_GIVEN EXERCISE:_ Copy each line exactly. Drop every picture.

::::::

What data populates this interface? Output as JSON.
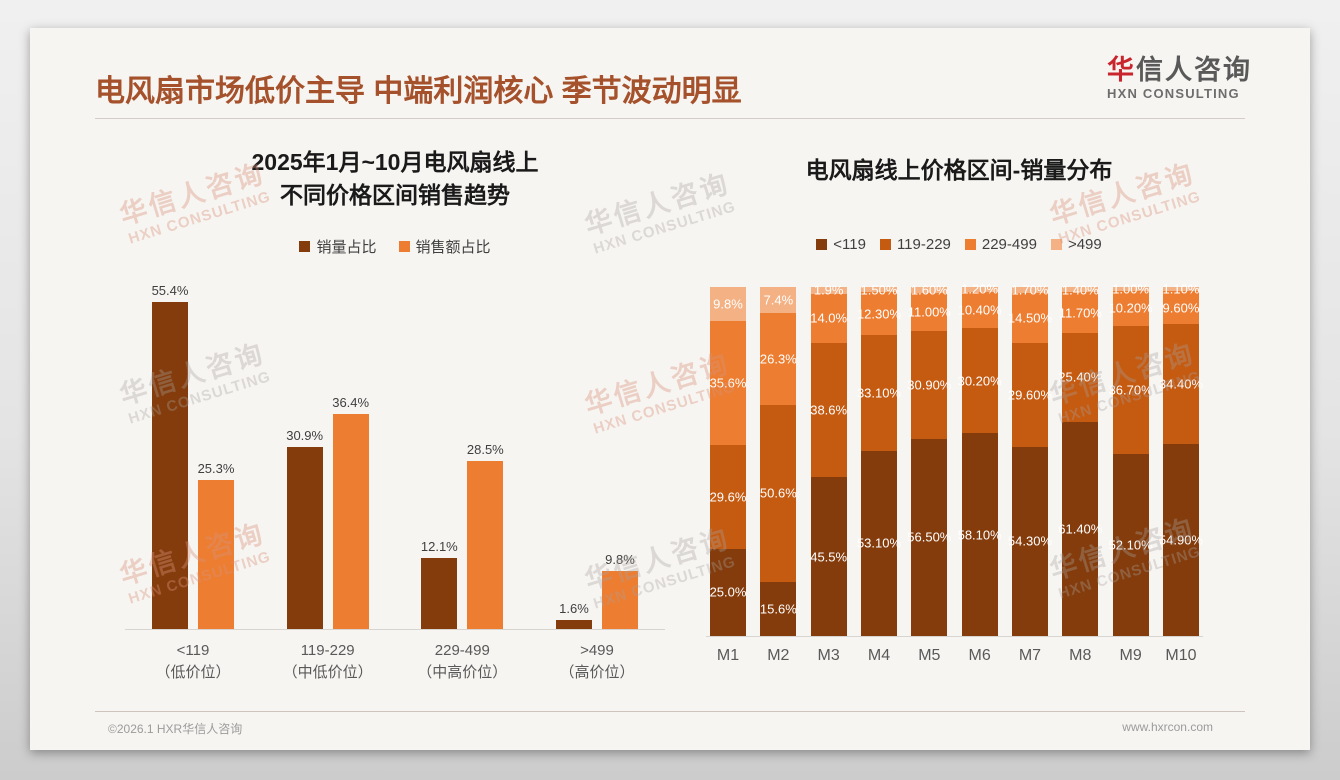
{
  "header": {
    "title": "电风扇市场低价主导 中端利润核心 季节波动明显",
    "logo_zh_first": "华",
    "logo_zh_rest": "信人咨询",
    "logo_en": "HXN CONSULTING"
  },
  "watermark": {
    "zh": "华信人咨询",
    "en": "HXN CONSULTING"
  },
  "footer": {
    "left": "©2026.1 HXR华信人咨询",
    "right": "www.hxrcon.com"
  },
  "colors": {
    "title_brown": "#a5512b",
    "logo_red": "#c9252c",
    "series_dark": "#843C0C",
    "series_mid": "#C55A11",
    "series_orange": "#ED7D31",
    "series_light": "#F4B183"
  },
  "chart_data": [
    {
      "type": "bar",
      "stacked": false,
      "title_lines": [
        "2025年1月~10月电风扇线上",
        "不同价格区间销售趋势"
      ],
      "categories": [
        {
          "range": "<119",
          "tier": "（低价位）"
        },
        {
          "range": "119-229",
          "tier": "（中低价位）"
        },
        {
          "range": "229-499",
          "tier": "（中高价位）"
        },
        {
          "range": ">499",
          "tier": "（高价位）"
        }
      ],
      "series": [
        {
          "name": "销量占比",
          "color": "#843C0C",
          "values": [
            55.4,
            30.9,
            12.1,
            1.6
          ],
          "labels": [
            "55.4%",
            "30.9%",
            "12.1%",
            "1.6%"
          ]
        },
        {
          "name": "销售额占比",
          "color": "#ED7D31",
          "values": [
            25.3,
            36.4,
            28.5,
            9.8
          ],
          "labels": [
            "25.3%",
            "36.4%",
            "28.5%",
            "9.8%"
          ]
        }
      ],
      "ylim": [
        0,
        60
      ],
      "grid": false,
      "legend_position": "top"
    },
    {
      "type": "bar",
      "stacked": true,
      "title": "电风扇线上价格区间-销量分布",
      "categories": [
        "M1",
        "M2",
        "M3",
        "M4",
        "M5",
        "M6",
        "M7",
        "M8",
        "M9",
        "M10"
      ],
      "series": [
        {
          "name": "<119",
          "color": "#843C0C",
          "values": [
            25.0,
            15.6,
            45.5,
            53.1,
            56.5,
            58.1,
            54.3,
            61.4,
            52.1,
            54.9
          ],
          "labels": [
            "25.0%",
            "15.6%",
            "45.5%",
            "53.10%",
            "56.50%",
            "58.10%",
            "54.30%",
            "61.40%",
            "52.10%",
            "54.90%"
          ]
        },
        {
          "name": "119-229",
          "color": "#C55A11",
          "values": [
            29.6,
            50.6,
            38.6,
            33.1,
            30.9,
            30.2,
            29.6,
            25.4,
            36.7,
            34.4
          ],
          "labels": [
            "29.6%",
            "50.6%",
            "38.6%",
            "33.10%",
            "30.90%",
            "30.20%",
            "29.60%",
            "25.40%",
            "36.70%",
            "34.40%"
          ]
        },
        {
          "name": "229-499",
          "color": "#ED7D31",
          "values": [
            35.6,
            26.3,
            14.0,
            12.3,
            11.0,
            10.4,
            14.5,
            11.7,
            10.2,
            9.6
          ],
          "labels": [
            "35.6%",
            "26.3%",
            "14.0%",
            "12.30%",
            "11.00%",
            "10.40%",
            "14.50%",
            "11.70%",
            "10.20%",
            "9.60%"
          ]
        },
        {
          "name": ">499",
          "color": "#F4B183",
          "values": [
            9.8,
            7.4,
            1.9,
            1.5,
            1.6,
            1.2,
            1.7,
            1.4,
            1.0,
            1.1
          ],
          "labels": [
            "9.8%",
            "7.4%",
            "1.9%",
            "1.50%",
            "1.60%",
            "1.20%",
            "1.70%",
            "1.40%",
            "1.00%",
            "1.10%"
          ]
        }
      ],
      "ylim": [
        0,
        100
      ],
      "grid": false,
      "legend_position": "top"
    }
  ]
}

::::::

_EXERCISE ANSWER:_
What data populates this interface? Output as JSON.
{
  "header": {
    "title": "电风扇市场低价主导 中端利润核心 季节波动明显",
    "logo_zh_first": "华",
    "logo_zh_rest": "信人咨询",
    "logo_en": "HXN CONSULTING"
  },
  "watermark": {
    "zh": "华信人咨询",
    "en": "HXN CONSULTING"
  },
  "footer": {
    "left": "©2026.1 HXR华信人咨询",
    "right": "www.hxrcon.com"
  },
  "colors": {
    "title_brown": "#a5512b",
    "logo_red": "#c9252c",
    "series_dark": "#843C0C",
    "series_mid": "#C55A11",
    "series_orange": "#ED7D31",
    "series_light": "#F4B183"
  },
  "chart_data": [
    {
      "type": "bar",
      "stacked": false,
      "title_lines": [
        "2025年1月~10月电风扇线上",
        "不同价格区间销售趋势"
      ],
      "categories": [
        {
          "range": "<119",
          "tier": "（低价位）"
        },
        {
          "range": "119-229",
          "tier": "（中低价位）"
        },
        {
          "range": "229-499",
          "tier": "（中高价位）"
        },
        {
          "range": ">499",
          "tier": "（高价位）"
        }
      ],
      "series": [
        {
          "name": "销量占比",
          "color": "#843C0C",
          "values": [
            55.4,
            30.9,
            12.1,
            1.6
          ],
          "labels": [
            "55.4%",
            "30.9%",
            "12.1%",
            "1.6%"
          ]
        },
        {
          "name": "销售额占比",
          "color": "#ED7D31",
          "values": [
            25.3,
            36.4,
            28.5,
            9.8
          ],
          "labels": [
            "25.3%",
            "36.4%",
            "28.5%",
            "9.8%"
          ]
        }
      ],
      "ylim": [
        0,
        60
      ],
      "grid": false,
      "legend_position": "top"
    },
    {
      "type": "bar",
      "stacked": true,
      "title": "电风扇线上价格区间-销量分布",
      "categories": [
        "M1",
        "M2",
        "M3",
        "M4",
        "M5",
        "M6",
        "M7",
        "M8",
        "M9",
        "M10"
      ],
      "series": [
        {
          "name": "<119",
          "color": "#843C0C",
          "values": [
            25.0,
            15.6,
            45.5,
            53.1,
            56.5,
            58.1,
            54.3,
            61.4,
            52.1,
            54.9
          ],
          "labels": [
            "25.0%",
            "15.6%",
            "45.5%",
            "53.10%",
            "56.50%",
            "58.10%",
            "54.30%",
            "61.40%",
            "52.10%",
            "54.90%"
          ]
        },
        {
          "name": "119-229",
          "color": "#C55A11",
          "values": [
            29.6,
            50.6,
            38.6,
            33.1,
            30.9,
            30.2,
            29.6,
            25.4,
            36.7,
            34.4
          ],
          "labels": [
            "29.6%",
            "50.6%",
            "38.6%",
            "33.10%",
            "30.90%",
            "30.20%",
            "29.60%",
            "25.40%",
            "36.70%",
            "34.40%"
          ]
        },
        {
          "name": "229-499",
          "color": "#ED7D31",
          "values": [
            35.6,
            26.3,
            14.0,
            12.3,
            11.0,
            10.4,
            14.5,
            11.7,
            10.2,
            9.6
          ],
          "labels": [
            "35.6%",
            "26.3%",
            "14.0%",
            "12.30%",
            "11.00%",
            "10.40%",
            "14.50%",
            "11.70%",
            "10.20%",
            "9.60%"
          ]
        },
        {
          "name": ">499",
          "color": "#F4B183",
          "values": [
            9.8,
            7.4,
            1.9,
            1.5,
            1.6,
            1.2,
            1.7,
            1.4,
            1.0,
            1.1
          ],
          "labels": [
            "9.8%",
            "7.4%",
            "1.9%",
            "1.50%",
            "1.60%",
            "1.20%",
            "1.70%",
            "1.40%",
            "1.00%",
            "1.10%"
          ]
        }
      ],
      "ylim": [
        0,
        100
      ],
      "grid": false,
      "legend_position": "top"
    }
  ]
}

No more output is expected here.